The inflorescence bears two or more heavily nodding flowers, each with spreading pointed yellow sepals and brown-speckled yellow petals. The inside of the petals is waxy and coated in small hairs. The fruit is a winged capsule up to three centimeters long containing dark brown seeds.

- Height: 10- 20- 30- 50 cm (4–20 in) high at maturity.
- Spread: 5 cm (2 in) spread.
- Stems: Stems are glaucous, stout, flexuous, and generally branching, reaching 10- 20-30-50 cm.
- Leaves: Leaves come in two types: cauline or basal (radical).
  - Basal/radical leaves: Basal leaves are shiny, lanceolate-acuminate, narrow, measure 20- 25- 50 cm in length, and are persistent through the bloom and early fruiting stage.
  - Cauline leaves: 2-4 lanceolate to linear leaves, measuring 2–20 cm in length.
- Inflorescences: Nodding, pendent flowers are borne in groups of 2-many, hanging in open branched clusters. Bracts are lanceolate, and measure 2–10 cm in length.
  - Flowers: Flowers measure about 2.5- 4 cm in length and are borne from April–June.
  - Perianth: Perianth is spheric and is either neatly closed at the tip or has petals that overlap slightly at the tip.
    - Sepals: Three conspicuous ovate to lanceolate, spreading sepals, are deeply appressed at the base to the petals. Sepals are often tinged green or red, and measure 1.5- 2 cm long. Sepals are held horizontally to slightly descending.
    - Petals: Three ovate or widely lanceolate petals with a short claw and obtuse apex are deeply to brightly yellow, sometimes tinged green with abaxial brown spots and are glabrous, except for the margins, which are densely ciliate (having a fringe of hairs), Petals are slightly longer than sepals and measure 1.6- 2 cm long.
  - Nectary: Crescent-shaped to almost rectangular, depressed, (forming a knoblike structure on the outside of each petal) with several transverse, fringed membranes with white or yellow glandular hairs measuring 1/3-2/3 of the width of the petals.

=== DIRECTIONS ===
- a) From the plant description, write out the passage that begins at the words "The inflorescence bears" and stops after "dark brown seeds.".
- b) Recast the paragraph of the plant description that starts "The inflorescence bears two or more" as a short bulleted list that keeps its main facts.
- c) According to the plant description, during which months are the flowers borne?

=== DATA EXCERPTS ===
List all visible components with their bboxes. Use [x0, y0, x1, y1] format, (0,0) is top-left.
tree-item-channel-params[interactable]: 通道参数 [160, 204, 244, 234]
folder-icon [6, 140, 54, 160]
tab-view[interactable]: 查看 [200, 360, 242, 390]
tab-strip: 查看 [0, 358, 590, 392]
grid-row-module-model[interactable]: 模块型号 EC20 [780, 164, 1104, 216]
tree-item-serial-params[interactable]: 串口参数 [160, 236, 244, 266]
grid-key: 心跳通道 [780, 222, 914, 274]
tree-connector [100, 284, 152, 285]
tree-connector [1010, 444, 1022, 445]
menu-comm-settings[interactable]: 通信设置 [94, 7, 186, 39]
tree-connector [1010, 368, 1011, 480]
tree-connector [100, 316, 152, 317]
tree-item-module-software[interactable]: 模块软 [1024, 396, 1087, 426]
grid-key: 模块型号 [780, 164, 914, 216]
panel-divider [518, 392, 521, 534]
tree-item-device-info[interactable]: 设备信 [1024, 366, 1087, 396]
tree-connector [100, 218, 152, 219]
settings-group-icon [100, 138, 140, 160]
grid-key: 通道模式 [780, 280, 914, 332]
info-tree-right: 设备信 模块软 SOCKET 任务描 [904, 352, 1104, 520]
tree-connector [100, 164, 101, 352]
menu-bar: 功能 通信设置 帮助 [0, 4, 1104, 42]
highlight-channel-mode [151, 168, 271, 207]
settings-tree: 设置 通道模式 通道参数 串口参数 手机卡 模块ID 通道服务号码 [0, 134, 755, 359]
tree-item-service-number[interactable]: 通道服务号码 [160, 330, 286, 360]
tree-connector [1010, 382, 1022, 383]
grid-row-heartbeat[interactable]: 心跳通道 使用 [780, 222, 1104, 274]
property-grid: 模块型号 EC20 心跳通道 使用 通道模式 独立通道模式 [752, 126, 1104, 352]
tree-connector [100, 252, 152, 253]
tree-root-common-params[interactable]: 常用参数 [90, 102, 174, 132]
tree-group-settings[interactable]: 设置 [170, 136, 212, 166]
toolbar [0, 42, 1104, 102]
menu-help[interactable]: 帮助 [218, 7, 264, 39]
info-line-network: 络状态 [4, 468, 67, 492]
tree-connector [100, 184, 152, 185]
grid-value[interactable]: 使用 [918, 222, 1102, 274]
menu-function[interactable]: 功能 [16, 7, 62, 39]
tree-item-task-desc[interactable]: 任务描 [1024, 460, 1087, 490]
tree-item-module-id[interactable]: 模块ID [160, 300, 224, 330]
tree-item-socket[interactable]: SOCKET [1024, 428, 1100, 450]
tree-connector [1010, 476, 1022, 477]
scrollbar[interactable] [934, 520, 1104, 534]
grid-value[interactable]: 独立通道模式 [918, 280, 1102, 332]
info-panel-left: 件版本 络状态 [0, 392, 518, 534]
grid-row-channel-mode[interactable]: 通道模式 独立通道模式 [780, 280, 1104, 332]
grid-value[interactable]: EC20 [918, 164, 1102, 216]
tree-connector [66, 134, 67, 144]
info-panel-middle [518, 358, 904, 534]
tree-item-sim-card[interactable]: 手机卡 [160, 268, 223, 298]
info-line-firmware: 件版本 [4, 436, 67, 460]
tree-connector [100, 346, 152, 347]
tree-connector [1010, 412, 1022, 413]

=== ANSWERS PROVIDED ===
- a)
The inflorescence bears two or more heavily nodding flowers, each with spreading pointed yellow sepals and brown-speckled yellow petals. The inside of the petals is waxy and coated in small hairs. The fruit is a winged capsule up to three centimeters long containing dark brown seeds.

- b)
- Two or more heavily nodding flowers per inflorescence
- Sepals: spreading, pointed, yellow
- Petals: yellow with brown speckles; inside waxy and covered in small hairs
- Fruit: winged capsule up to three centimeters long, holding dark brown seeds

- c) April through June.